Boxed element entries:
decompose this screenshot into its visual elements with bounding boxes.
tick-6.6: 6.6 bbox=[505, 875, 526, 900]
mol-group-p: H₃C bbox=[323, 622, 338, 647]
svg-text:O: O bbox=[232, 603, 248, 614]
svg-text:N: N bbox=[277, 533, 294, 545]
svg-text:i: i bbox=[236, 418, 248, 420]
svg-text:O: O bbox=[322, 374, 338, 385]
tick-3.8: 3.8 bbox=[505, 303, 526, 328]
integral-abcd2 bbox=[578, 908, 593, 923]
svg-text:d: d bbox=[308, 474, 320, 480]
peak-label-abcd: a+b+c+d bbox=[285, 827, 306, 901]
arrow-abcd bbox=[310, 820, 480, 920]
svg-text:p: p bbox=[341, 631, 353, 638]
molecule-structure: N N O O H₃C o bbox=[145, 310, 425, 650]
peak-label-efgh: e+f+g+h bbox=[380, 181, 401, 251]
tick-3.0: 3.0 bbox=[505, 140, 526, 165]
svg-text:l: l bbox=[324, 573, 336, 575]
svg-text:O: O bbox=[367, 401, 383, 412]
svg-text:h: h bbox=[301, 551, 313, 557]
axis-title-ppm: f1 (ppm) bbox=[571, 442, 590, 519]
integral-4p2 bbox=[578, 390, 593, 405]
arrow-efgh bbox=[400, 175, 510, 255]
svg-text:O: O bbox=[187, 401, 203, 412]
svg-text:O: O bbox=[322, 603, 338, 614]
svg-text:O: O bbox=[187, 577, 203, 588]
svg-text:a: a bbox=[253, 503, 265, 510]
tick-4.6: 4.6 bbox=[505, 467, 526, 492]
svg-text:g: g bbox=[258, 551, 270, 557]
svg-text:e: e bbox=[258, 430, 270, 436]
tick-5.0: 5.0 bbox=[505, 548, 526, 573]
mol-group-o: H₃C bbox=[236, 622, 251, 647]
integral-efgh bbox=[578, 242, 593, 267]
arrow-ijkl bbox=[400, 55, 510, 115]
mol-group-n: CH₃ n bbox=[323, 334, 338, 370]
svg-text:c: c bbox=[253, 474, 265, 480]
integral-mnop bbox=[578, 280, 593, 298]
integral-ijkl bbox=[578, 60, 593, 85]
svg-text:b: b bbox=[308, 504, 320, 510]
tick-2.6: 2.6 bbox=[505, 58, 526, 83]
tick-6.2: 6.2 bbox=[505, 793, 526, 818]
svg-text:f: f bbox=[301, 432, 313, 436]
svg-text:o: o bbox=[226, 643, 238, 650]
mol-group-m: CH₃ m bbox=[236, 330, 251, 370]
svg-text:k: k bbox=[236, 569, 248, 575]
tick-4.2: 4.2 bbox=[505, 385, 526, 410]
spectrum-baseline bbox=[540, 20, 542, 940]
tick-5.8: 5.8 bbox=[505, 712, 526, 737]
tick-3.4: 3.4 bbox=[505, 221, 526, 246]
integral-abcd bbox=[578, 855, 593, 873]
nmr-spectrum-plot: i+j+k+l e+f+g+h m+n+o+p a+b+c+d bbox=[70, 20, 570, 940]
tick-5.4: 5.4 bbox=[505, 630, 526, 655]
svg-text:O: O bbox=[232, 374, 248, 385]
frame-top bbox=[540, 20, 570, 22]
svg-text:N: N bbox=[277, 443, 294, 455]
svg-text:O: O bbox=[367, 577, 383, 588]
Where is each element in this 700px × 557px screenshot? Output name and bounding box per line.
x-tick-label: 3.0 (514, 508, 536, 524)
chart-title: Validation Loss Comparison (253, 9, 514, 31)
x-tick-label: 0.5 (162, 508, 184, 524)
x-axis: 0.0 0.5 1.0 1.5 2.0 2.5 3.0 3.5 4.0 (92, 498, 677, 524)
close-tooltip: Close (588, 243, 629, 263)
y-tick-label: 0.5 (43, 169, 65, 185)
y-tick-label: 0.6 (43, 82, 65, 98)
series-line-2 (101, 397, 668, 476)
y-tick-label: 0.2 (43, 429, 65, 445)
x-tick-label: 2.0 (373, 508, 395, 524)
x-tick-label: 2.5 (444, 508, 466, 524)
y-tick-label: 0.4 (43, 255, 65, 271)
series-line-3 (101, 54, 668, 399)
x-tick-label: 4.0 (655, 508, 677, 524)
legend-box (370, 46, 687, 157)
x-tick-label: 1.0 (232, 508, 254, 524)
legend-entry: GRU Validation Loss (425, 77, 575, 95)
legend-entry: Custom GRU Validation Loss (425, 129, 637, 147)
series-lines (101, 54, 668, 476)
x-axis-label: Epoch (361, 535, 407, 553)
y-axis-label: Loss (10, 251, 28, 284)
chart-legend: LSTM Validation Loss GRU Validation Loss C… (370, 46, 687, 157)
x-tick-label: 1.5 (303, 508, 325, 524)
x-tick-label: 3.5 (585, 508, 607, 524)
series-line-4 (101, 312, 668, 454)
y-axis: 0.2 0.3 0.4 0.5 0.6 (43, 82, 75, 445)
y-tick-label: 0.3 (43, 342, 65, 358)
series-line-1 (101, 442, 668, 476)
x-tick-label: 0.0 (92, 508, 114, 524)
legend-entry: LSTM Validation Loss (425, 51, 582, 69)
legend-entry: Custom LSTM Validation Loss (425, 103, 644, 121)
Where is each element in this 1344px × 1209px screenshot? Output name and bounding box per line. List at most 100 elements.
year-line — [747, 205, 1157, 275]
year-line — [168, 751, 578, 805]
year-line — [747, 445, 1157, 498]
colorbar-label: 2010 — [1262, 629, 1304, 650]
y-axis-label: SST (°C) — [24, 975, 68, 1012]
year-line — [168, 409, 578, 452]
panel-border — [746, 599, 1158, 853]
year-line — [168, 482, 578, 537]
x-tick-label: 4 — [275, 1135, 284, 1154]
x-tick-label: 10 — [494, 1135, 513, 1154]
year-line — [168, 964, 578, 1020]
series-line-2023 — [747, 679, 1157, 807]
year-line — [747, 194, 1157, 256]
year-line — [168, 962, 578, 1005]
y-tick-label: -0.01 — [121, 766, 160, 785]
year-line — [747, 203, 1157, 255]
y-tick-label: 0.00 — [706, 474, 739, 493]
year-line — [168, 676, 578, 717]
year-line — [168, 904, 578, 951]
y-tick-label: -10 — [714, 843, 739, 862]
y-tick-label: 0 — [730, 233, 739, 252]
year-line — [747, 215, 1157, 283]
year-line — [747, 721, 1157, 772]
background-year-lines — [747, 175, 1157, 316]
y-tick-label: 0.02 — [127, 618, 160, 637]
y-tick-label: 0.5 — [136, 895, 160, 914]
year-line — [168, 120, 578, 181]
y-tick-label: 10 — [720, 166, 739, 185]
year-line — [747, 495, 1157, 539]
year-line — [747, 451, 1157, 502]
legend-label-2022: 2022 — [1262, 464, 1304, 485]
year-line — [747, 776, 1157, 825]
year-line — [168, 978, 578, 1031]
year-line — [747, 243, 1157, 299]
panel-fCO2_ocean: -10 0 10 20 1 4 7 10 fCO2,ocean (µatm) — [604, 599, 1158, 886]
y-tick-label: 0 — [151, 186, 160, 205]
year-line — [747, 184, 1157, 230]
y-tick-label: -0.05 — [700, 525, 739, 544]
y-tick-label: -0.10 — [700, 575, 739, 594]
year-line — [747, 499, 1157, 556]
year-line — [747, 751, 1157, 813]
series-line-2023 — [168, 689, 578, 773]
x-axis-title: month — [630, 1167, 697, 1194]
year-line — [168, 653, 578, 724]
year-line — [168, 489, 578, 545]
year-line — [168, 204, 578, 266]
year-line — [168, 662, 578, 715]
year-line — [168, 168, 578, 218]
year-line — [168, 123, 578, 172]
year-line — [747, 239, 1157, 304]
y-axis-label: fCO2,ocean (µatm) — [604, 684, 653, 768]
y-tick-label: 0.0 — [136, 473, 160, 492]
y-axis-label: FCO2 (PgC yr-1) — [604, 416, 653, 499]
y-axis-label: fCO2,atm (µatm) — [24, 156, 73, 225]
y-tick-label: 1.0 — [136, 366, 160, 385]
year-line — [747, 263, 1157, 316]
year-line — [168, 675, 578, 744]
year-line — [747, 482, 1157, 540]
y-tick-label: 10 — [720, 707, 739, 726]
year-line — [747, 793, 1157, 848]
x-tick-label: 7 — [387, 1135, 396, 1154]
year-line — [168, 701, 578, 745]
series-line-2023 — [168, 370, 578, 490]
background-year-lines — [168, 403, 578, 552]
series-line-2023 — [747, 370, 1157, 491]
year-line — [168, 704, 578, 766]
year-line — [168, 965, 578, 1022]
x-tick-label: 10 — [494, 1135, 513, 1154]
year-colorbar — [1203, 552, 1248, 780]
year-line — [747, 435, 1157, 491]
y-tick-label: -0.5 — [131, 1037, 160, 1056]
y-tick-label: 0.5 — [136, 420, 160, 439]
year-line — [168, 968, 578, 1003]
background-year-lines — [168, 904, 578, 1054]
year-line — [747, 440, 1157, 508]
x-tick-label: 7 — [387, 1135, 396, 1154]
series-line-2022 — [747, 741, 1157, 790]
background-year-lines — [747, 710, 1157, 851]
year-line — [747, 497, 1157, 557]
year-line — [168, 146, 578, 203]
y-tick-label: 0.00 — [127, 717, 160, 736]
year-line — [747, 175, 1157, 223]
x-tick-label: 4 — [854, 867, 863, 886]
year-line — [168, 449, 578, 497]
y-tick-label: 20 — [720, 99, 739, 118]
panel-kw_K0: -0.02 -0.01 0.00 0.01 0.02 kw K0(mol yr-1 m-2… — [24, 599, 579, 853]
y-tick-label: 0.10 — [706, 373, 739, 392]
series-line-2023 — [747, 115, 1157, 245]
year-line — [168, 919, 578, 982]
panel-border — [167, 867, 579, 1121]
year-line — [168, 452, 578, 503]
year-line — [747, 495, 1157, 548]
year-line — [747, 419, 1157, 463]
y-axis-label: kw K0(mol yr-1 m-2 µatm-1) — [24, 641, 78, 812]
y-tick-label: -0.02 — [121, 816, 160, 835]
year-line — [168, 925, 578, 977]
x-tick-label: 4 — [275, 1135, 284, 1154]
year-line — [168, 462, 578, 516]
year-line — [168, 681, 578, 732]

__Given task__
Change "decompose" to "break down" in the items from the start through the line that contains "svg-text:a: a bbox=[253, 503, 265, 510]", both ends included, and leave everything else unchanged.

__Output of the task__
break down this screenshot into its visual elements with bounding boxes.
tick-6.6: 6.6 bbox=[505, 875, 526, 900]
mol-group-p: H₃C bbox=[323, 622, 338, 647]
svg-text:O: O bbox=[232, 603, 248, 614]
svg-text:N: N bbox=[277, 533, 294, 545]
svg-text:i: i bbox=[236, 418, 248, 420]
svg-text:O: O bbox=[322, 374, 338, 385]
tick-3.8: 3.8 bbox=[505, 303, 526, 328]
integral-abcd2 bbox=[578, 908, 593, 923]
svg-text:d: d bbox=[308, 474, 320, 480]
peak-label-abcd: a+b+c+d bbox=[285, 827, 306, 901]
arrow-abcd bbox=[310, 820, 480, 920]
svg-text:p: p bbox=[341, 631, 353, 638]
molecule-structure: N N O O H₃C o bbox=[145, 310, 425, 650]
peak-label-efgh: e+f+g+h bbox=[380, 181, 401, 251]
tick-3.0: 3.0 bbox=[505, 140, 526, 165]
svg-text:l: l bbox=[324, 573, 336, 575]
svg-text:O: O bbox=[367, 401, 383, 412]
svg-text:h: h bbox=[301, 551, 313, 557]
axis-title-ppm: f1 (ppm) bbox=[571, 442, 590, 519]
integral-4p2 bbox=[578, 390, 593, 405]
arrow-efgh bbox=[400, 175, 510, 255]
svg-text:O: O bbox=[187, 401, 203, 412]
svg-text:O: O bbox=[322, 603, 338, 614]
svg-text:O: O bbox=[187, 577, 203, 588]
svg-text:a: a bbox=[253, 503, 265, 510]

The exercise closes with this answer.